Task statement:
Transcribe all of the records precisely as they are presented.

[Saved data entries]
** Start **

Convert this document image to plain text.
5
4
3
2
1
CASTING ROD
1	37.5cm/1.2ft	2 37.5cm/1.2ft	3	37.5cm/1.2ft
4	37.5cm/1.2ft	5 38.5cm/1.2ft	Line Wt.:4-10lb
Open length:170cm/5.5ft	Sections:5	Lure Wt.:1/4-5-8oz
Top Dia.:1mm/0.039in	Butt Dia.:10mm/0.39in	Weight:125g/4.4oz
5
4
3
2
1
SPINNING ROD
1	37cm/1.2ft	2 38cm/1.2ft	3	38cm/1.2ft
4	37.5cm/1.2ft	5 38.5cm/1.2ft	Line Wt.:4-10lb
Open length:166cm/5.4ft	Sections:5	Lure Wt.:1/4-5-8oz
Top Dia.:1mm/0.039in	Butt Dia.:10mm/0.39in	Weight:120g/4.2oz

** End **

Expected answer:
Convert this document image to plain text.
5
4
3
2
1
CASTING ROD
1	37.5cm/1.2ft	2 37.5cm/1.2ft	3	37.5cm/1.2ft
4	37.5cm/1.2ft	5 38.5cm/1.2ft	Line Wt.:4-10lb
Open length:170cm/5.5ft	Sections:5	Lure Wt.:1/4-5-8oz
Top Dia.:1mm/0.039in	Butt Dia.:10mm/0.39in	Weight:125g/4.4oz
5
4
3
2
1
SPINNING ROD
1	37cm/1.2ft	2 38cm/1.2ft	3	38cm/1.2ft
4	37.5cm/1.2ft	5 38.5cm/1.2ft	Line Wt.:4-10lb
Open length:166cm/5.4ft	Sections:5	Lure Wt.:1/4-5-8oz
Top Dia.:1mm/0.039in	Butt Dia.:10mm/0.39in	Weight:120g/4.2oz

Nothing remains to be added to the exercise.